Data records
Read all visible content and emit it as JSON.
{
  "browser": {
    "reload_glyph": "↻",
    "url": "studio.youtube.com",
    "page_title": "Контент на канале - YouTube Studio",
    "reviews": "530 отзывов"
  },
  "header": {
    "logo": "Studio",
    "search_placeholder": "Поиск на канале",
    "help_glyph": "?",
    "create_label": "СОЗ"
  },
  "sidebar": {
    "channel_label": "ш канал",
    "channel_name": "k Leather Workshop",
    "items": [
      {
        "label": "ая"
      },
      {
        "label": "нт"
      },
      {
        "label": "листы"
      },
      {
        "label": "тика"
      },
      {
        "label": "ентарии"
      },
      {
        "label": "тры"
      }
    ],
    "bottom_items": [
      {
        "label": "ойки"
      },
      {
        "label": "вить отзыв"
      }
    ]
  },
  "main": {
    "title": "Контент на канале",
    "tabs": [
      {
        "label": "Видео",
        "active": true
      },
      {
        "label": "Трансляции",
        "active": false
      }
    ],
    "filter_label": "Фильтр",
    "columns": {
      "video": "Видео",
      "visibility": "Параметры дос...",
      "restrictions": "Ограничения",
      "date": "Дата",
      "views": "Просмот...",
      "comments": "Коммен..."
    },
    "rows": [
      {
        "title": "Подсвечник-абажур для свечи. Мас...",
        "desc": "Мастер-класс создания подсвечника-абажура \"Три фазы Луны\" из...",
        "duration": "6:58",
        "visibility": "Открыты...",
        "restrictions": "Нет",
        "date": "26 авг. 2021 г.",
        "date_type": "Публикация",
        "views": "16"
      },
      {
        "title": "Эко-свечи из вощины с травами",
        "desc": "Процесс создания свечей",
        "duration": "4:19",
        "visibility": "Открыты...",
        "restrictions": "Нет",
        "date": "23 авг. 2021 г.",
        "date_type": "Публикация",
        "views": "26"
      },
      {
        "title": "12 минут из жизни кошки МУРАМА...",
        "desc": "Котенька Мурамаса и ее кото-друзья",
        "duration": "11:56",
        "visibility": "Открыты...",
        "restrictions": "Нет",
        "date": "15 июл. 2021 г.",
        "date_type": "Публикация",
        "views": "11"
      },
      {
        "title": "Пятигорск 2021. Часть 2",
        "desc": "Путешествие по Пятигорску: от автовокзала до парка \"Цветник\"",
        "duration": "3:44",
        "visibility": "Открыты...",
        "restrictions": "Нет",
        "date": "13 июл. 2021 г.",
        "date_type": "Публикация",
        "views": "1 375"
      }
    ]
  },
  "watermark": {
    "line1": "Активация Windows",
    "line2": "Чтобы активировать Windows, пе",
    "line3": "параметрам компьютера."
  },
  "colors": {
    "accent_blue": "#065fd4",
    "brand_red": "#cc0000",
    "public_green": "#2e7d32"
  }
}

--

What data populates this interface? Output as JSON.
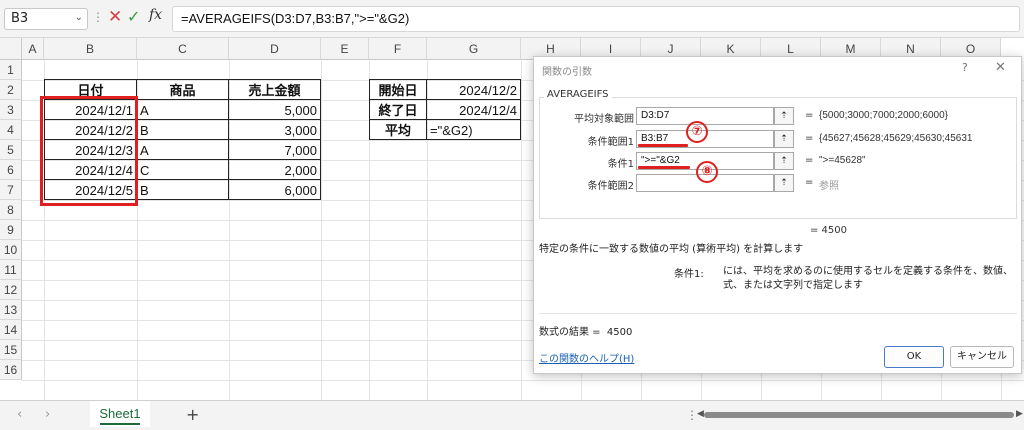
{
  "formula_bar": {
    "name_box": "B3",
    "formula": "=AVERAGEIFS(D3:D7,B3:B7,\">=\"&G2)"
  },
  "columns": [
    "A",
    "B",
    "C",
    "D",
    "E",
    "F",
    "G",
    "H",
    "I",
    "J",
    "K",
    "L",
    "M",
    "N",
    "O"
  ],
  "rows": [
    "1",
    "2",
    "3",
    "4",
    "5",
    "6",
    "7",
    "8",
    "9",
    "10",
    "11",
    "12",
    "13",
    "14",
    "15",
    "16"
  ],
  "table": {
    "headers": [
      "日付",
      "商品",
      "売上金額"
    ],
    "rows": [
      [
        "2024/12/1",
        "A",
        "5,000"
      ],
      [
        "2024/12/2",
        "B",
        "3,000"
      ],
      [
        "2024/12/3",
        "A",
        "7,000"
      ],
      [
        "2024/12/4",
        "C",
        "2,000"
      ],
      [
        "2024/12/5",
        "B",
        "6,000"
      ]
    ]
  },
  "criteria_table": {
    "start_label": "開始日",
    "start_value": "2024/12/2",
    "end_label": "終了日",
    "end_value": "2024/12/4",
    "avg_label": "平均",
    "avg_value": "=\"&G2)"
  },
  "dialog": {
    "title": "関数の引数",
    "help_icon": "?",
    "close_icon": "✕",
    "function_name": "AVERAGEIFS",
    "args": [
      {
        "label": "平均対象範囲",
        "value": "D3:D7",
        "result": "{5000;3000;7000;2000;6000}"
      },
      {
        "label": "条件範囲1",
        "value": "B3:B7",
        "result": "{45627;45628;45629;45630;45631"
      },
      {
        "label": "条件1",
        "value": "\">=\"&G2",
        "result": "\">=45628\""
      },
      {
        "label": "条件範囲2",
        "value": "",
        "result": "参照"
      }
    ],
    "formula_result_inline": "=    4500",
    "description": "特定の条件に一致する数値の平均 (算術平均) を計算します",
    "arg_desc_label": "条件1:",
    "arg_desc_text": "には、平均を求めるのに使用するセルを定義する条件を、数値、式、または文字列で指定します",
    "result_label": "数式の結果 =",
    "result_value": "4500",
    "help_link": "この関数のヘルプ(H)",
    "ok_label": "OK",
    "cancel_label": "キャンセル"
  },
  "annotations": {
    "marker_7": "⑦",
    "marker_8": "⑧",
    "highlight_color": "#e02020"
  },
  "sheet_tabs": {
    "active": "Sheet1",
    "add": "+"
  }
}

==

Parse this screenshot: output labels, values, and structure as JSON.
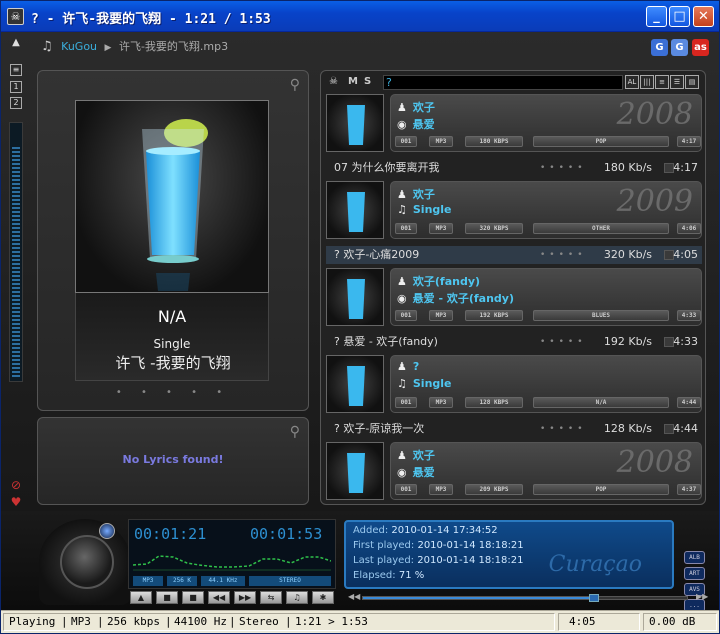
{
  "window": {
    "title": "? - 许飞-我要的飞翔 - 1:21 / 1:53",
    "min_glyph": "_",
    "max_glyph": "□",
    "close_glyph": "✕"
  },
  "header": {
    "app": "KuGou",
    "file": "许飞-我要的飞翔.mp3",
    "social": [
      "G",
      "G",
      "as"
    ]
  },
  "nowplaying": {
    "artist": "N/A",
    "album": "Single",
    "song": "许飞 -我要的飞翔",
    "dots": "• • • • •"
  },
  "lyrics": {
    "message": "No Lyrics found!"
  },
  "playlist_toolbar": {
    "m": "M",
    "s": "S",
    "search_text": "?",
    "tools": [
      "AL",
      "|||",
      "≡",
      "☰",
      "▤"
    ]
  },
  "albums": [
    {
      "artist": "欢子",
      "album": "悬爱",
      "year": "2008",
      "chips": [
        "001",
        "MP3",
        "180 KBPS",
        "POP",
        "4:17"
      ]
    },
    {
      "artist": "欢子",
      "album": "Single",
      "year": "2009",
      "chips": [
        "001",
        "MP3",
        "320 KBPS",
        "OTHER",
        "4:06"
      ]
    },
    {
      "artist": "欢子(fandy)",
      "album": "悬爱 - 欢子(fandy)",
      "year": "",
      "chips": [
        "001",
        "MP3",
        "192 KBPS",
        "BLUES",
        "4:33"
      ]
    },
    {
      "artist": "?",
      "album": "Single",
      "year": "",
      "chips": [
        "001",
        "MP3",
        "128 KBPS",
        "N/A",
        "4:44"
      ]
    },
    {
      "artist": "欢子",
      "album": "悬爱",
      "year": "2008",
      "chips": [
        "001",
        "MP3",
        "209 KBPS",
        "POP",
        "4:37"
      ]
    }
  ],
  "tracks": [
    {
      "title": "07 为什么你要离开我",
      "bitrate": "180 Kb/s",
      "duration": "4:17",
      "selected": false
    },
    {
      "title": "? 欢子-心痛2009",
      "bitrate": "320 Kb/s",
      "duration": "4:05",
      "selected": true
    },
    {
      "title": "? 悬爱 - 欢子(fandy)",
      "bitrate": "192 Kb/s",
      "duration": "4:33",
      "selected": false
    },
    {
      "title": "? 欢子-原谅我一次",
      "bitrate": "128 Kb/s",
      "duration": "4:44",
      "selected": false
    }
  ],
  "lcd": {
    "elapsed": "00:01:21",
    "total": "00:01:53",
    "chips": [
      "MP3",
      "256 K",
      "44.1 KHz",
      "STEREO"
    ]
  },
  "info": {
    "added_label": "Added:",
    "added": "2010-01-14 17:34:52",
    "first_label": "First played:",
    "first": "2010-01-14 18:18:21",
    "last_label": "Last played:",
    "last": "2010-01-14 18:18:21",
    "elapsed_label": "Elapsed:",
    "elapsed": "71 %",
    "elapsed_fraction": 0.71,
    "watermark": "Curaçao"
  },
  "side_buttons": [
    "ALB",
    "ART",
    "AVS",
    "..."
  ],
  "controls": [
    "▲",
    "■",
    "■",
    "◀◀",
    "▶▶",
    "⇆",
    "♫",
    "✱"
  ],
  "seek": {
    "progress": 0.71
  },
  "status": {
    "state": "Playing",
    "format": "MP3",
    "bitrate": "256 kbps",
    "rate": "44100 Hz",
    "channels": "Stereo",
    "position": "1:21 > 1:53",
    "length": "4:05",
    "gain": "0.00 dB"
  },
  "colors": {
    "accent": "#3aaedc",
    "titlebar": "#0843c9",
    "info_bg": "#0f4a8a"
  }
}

* _Given instruction_: Across the records, count the lines holding the string "bitrate". Give the number and stop.

* _Task answer_: 5